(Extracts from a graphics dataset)
==================================================

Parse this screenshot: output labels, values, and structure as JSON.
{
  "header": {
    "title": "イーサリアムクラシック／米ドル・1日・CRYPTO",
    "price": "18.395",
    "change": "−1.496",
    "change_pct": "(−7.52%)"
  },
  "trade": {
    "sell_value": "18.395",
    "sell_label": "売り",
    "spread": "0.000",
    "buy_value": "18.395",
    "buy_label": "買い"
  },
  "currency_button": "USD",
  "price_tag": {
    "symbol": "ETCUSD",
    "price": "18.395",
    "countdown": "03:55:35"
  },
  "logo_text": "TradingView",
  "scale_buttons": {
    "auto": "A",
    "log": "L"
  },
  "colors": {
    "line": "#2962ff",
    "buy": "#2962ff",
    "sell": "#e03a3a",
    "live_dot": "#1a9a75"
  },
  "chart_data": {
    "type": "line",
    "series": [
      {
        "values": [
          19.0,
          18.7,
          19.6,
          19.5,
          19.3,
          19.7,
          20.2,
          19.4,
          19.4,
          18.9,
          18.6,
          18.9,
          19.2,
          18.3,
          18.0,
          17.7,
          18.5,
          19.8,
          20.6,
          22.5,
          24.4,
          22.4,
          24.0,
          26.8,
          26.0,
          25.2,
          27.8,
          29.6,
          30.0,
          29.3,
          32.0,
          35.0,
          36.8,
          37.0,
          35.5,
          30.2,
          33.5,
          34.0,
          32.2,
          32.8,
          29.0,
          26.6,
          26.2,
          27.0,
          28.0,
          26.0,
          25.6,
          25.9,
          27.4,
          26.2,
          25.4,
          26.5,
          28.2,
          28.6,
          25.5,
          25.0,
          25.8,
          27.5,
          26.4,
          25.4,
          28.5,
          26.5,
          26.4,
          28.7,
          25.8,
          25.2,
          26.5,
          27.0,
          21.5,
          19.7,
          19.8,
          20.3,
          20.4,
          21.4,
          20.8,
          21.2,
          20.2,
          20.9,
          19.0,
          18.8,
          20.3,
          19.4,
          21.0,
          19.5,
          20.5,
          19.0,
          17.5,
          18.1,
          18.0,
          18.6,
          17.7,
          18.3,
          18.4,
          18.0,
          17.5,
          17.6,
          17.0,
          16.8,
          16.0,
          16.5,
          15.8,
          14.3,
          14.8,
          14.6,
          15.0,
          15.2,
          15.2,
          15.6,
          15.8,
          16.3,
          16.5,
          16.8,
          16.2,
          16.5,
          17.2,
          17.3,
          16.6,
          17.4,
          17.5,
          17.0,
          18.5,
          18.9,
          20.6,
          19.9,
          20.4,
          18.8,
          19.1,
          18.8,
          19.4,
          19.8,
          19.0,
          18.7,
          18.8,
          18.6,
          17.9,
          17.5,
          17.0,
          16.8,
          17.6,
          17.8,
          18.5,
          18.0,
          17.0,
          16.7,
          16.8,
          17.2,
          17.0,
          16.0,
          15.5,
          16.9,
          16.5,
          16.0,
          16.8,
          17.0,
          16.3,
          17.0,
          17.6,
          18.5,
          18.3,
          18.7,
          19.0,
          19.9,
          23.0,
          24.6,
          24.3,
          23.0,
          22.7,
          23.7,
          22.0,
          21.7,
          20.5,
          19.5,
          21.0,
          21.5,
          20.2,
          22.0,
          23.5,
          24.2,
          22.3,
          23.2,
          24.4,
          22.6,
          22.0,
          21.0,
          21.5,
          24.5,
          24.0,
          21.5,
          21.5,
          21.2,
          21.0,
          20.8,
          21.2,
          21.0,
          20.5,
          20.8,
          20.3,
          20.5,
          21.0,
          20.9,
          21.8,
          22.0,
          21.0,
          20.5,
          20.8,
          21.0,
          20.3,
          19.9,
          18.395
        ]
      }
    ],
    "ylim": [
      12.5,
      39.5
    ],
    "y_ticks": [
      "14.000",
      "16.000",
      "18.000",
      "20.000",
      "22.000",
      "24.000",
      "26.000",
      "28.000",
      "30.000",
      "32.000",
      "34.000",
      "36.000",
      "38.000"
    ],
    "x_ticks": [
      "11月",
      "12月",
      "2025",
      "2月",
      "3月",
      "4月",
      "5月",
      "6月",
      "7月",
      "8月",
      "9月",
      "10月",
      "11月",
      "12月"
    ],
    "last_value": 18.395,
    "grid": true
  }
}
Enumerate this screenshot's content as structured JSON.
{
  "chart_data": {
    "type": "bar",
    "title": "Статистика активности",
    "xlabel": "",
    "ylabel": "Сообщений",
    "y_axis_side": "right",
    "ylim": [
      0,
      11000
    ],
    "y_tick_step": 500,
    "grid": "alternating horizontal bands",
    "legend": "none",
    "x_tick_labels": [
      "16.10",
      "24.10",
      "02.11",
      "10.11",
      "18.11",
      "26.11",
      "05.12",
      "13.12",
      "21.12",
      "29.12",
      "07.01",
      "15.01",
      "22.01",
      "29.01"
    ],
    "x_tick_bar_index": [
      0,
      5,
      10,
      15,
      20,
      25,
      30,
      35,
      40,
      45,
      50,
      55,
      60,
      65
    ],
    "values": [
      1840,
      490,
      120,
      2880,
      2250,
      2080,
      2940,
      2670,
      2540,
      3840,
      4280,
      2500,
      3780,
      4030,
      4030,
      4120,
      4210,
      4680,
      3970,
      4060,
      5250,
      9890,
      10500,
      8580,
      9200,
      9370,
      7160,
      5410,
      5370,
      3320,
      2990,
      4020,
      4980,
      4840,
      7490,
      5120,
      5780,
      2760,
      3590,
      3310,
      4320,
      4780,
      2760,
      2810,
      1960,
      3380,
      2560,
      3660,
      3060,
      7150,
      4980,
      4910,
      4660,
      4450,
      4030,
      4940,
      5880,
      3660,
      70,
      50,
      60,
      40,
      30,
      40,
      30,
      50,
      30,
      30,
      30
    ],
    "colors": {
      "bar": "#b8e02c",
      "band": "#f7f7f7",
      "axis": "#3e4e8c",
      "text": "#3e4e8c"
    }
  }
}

==================================================

* _SHORT PROBLEM_
Output every record above exactly as it appears.

* _THE OUTPUT_
Parse this screenshot: output labels, values, and structure as JSON.
{
  "header": {
    "title": "イーサリアムクラシック／米ドル・1日・CRYPTO",
    "price": "18.395",
    "change": "−1.496",
    "change_pct": "(−7.52%)"
  },
  "trade": {
    "sell_value": "18.395",
    "sell_label": "売り",
    "spread": "0.000",
    "buy_value": "18.395",
    "buy_label": "買い"
  },
  "currency_button": "USD",
  "price_tag": {
    "symbol": "ETCUSD",
    "price": "18.395",
    "countdown": "03:55:35"
  },
  "logo_text": "TradingView",
  "scale_buttons": {
    "auto": "A",
    "log": "L"
  },
  "colors": {
    "line": "#2962ff",
    "buy": "#2962ff",
    "sell": "#e03a3a",
    "live_dot": "#1a9a75"
  },
  "chart_data": {
    "type": "line",
    "series": [
      {
        "values": [
          19.0,
          18.7,
          19.6,
          19.5,
          19.3,
          19.7,
          20.2,
          19.4,
          19.4,
          18.9,
          18.6,
          18.9,
          19.2,
          18.3,
          18.0,
          17.7,
          18.5,
          19.8,
          20.6,
          22.5,
          24.4,
          22.4,
          24.0,
          26.8,
          26.0,
          25.2,
          27.8,
          29.6,
          30.0,
          29.3,
          32.0,
          35.0,
          36.8,
          37.0,
          35.5,
          30.2,
          33.5,
          34.0,
          32.2,
          32.8,
          29.0,
          26.6,
          26.2,
          27.0,
          28.0,
          26.0,
          25.6,
          25.9,
          27.4,
          26.2,
          25.4,
          26.5,
          28.2,
          28.6,
          25.5,
          25.0,
          25.8,
          27.5,
          26.4,
          25.4,
          28.5,
          26.5,
          26.4,
          28.7,
          25.8,
          25.2,
          26.5,
          27.0,
          21.5,
          19.7,
          19.8,
          20.3,
          20.4,
          21.4,
          20.8,
          21.2,
          20.2,
          20.9,
          19.0,
          18.8,
          20.3,
          19.4,
          21.0,
          19.5,
          20.5,
          19.0,
          17.5,
          18.1,
          18.0,
          18.6,
          17.7,
          18.3,
          18.4,
          18.0,
          17.5,
          17.6,
          17.0,
          16.8,
          16.0,
          16.5,
          15.8,
          14.3,
          14.8,
          14.6,
          15.0,
          15.2,
          15.2,
          15.6,
          15.8,
          16.3,
          16.5,
          16.8,
          16.2,
          16.5,
          17.2,
          17.3,
          16.6,
          17.4,
          17.5,
          17.0,
          18.5,
          18.9,
          20.6,
          19.9,
          20.4,
          18.8,
          19.1,
          18.8,
          19.4,
          19.8,
          19.0,
          18.7,
          18.8,
          18.6,
          17.9,
          17.5,
          17.0,
          16.8,
          17.6,
          17.8,
          18.5,
          18.0,
          17.0,
          16.7,
          16.8,
          17.2,
          17.0,
          16.0,
          15.5,
          16.9,
          16.5,
          16.0,
          16.8,
          17.0,
          16.3,
          17.0,
          17.6,
          18.5,
          18.3,
          18.7,
          19.0,
          19.9,
          23.0,
          24.6,
          24.3,
          23.0,
          22.7,
          23.7,
          22.0,
          21.7,
          20.5,
          19.5,
          21.0,
          21.5,
          20.2,
          22.0,
          23.5,
          24.2,
          22.3,
          23.2,
          24.4,
          22.6,
          22.0,
          21.0,
          21.5,
          24.5,
          24.0,
          21.5,
          21.5,
          21.2,
          21.0,
          20.8,
          21.2,
          21.0,
          20.5,
          20.8,
          20.3,
          20.5,
          21.0,
          20.9,
          21.8,
          22.0,
          21.0,
          20.5,
          20.8,
          21.0,
          20.3,
          19.9,
          18.395
        ]
      }
    ],
    "ylim": [
      12.5,
      39.5
    ],
    "y_ticks": [
      "14.000",
      "16.000",
      "18.000",
      "20.000",
      "22.000",
      "24.000",
      "26.000",
      "28.000",
      "30.000",
      "32.000",
      "34.000",
      "36.000",
      "38.000"
    ],
    "x_ticks": [
      "11月",
      "12月",
      "2025",
      "2月",
      "3月",
      "4月",
      "5月",
      "6月",
      "7月",
      "8月",
      "9月",
      "10月",
      "11月",
      "12月"
    ],
    "last_value": 18.395,
    "grid": true
  }
}
Enumerate this screenshot's content as structured JSON.
{
  "chart_data": {
    "type": "bar",
    "title": "Статистика активности",
    "xlabel": "",
    "ylabel": "Сообщений",
    "y_axis_side": "right",
    "ylim": [
      0,
      11000
    ],
    "y_tick_step": 500,
    "grid": "alternating horizontal bands",
    "legend": "none",
    "x_tick_labels": [
      "16.10",
      "24.10",
      "02.11",
      "10.11",
      "18.11",
      "26.11",
      "05.12",
      "13.12",
      "21.12",
      "29.12",
      "07.01",
      "15.01",
      "22.01",
      "29.01"
    ],
    "x_tick_bar_index": [
      0,
      5,
      10,
      15,
      20,
      25,
      30,
      35,
      40,
      45,
      50,
      55,
      60,
      65
    ],
    "values": [
      1840,
      490,
      120,
      2880,
      2250,
      2080,
      2940,
      2670,
      2540,
      3840,
      4280,
      2500,
      3780,
      4030,
      4030,
      4120,
      4210,
      4680,
      3970,
      4060,
      5250,
      9890,
      10500,
      8580,
      9200,
      9370,
      7160,
      5410,
      5370,
      3320,
      2990,
      4020,
      4980,
      4840,
      7490,
      5120,
      5780,
      2760,
      3590,
      3310,
      4320,
      4780,
      2760,
      2810,
      1960,
      3380,
      2560,
      3660,
      3060,
      7150,
      4980,
      4910,
      4660,
      4450,
      4030,
      4940,
      5880,
      3660,
      70,
      50,
      60,
      40,
      30,
      40,
      30,
      50,
      30,
      30,
      30
    ],
    "colors": {
      "bar": "#b8e02c",
      "band": "#f7f7f7",
      "axis": "#3e4e8c",
      "text": "#3e4e8c"
    }
  }
}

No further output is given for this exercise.